- **Task brief**: Return each line of the records holding the string "First".

[Items listed in a dataset]
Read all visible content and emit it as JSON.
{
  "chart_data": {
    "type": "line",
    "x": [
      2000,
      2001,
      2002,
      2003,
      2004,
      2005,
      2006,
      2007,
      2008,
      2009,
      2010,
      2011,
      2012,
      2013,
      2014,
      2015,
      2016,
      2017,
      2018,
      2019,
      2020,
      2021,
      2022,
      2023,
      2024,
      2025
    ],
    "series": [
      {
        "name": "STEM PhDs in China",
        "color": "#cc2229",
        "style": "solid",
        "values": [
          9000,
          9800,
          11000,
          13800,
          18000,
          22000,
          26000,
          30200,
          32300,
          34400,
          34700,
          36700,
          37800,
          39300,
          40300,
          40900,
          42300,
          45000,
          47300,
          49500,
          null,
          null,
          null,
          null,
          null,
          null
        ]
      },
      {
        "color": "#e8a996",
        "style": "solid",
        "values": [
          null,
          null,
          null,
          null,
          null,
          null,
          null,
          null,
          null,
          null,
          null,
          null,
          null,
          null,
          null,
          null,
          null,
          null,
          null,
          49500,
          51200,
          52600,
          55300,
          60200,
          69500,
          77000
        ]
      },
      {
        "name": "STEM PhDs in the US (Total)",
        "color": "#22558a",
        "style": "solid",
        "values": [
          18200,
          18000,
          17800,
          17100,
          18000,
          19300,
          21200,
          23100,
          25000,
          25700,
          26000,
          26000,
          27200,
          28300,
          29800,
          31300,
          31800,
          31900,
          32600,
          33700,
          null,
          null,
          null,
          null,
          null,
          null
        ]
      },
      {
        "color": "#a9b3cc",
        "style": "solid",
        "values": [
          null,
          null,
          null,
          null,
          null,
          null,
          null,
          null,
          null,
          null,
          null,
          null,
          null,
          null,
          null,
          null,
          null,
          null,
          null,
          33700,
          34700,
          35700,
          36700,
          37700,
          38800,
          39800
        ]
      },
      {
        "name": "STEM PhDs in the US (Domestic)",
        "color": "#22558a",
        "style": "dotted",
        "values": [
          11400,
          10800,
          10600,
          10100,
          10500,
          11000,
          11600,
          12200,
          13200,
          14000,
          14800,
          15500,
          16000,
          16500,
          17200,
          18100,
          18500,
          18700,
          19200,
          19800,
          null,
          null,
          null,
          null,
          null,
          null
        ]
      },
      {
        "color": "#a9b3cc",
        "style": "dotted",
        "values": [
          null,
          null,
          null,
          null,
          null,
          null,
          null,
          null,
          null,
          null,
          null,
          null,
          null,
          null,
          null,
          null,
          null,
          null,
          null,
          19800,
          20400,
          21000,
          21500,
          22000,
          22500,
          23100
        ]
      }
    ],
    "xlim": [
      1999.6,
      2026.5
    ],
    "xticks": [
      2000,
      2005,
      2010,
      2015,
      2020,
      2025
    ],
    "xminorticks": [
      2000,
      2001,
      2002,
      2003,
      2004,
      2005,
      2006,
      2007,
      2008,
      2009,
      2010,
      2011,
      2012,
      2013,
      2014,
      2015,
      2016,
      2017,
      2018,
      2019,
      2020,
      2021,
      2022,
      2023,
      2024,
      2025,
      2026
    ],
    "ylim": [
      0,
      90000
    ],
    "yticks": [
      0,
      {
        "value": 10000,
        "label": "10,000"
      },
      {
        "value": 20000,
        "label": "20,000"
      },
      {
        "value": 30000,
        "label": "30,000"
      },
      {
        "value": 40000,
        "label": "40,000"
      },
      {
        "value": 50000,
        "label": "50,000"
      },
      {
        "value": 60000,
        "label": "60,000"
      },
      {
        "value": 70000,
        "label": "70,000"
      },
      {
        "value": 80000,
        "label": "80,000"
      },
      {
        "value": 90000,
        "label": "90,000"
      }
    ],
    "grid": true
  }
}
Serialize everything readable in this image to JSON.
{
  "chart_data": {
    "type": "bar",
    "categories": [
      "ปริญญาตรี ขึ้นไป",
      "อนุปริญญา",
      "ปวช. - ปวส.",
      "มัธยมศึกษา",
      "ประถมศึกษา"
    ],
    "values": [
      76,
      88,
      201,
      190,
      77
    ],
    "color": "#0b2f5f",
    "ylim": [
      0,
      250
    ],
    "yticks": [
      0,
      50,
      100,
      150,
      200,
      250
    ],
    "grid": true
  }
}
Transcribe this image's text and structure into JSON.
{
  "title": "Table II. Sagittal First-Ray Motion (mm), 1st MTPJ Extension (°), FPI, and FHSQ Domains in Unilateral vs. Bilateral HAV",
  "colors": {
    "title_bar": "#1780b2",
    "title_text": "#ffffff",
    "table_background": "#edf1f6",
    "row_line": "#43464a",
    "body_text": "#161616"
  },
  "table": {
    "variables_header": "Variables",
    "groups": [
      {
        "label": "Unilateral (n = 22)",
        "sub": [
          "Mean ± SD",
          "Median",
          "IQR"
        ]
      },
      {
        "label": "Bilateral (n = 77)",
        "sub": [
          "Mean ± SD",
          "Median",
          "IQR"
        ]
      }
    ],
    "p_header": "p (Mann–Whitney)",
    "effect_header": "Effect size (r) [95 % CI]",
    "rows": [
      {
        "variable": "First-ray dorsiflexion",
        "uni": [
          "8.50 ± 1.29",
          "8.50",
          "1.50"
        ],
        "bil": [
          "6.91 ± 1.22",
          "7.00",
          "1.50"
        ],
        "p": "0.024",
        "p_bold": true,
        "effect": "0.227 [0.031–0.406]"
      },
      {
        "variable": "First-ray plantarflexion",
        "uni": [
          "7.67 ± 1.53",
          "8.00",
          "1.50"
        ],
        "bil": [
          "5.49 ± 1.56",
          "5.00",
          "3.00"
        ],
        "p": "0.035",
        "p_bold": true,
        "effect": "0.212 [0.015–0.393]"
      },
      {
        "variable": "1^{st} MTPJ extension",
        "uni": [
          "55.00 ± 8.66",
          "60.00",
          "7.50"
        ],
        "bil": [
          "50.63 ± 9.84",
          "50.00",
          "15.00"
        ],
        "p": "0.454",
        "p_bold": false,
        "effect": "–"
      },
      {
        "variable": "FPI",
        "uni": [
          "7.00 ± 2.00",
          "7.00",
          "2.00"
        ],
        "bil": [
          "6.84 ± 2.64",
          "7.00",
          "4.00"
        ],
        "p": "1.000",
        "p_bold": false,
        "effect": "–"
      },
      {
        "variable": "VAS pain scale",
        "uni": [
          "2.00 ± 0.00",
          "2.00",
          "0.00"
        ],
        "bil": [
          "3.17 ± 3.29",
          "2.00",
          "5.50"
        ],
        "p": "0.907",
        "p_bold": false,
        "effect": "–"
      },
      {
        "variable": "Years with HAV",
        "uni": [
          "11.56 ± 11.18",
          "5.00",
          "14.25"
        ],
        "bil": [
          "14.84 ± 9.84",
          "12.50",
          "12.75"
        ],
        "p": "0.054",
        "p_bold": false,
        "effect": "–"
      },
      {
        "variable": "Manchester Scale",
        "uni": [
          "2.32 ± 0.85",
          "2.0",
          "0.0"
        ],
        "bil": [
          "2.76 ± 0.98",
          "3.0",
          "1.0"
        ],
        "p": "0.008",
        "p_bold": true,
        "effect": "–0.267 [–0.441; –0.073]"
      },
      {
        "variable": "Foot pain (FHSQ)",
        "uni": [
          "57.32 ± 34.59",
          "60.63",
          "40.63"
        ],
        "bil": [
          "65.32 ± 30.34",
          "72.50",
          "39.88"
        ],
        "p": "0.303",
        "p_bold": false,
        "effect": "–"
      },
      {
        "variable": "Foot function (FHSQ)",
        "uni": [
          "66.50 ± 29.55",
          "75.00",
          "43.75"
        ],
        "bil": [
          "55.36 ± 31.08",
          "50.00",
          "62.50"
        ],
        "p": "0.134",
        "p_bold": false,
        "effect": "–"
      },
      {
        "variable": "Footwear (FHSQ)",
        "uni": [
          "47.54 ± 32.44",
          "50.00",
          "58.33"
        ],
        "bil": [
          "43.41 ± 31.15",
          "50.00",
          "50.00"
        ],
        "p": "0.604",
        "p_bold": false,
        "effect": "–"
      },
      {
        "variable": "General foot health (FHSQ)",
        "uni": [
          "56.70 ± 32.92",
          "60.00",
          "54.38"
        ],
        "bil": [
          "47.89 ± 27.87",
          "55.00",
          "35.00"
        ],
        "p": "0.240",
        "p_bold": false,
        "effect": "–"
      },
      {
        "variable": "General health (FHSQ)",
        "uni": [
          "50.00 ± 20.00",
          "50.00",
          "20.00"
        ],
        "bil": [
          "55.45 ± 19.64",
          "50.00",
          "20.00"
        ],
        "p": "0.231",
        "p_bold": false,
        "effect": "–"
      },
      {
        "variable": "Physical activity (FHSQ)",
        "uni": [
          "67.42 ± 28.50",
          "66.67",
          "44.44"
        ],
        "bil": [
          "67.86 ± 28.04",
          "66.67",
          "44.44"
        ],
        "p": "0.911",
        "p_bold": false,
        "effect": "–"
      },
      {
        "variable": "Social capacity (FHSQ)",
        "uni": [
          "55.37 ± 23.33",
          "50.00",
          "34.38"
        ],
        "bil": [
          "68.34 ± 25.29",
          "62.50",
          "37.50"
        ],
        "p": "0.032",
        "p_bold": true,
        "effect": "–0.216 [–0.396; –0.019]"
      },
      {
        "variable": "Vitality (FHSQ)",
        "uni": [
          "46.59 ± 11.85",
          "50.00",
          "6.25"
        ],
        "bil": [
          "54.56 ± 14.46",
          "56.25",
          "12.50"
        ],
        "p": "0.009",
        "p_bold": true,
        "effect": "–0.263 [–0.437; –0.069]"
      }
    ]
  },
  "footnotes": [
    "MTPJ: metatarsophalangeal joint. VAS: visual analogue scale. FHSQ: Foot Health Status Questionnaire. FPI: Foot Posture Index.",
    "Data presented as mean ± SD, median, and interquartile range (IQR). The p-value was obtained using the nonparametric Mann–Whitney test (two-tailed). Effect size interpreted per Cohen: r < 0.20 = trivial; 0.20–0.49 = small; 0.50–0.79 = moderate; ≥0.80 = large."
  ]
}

- **Task solution**:
  "title": "Table II. Sagittal First-Ray Motion (mm), 1st MTPJ Extension (°), FPI, and FHSQ Domains in Unilateral vs. Bilateral HAV",
        "variable": "First-ray dorsiflexion",
        "variable": "First-ray plantarflexion",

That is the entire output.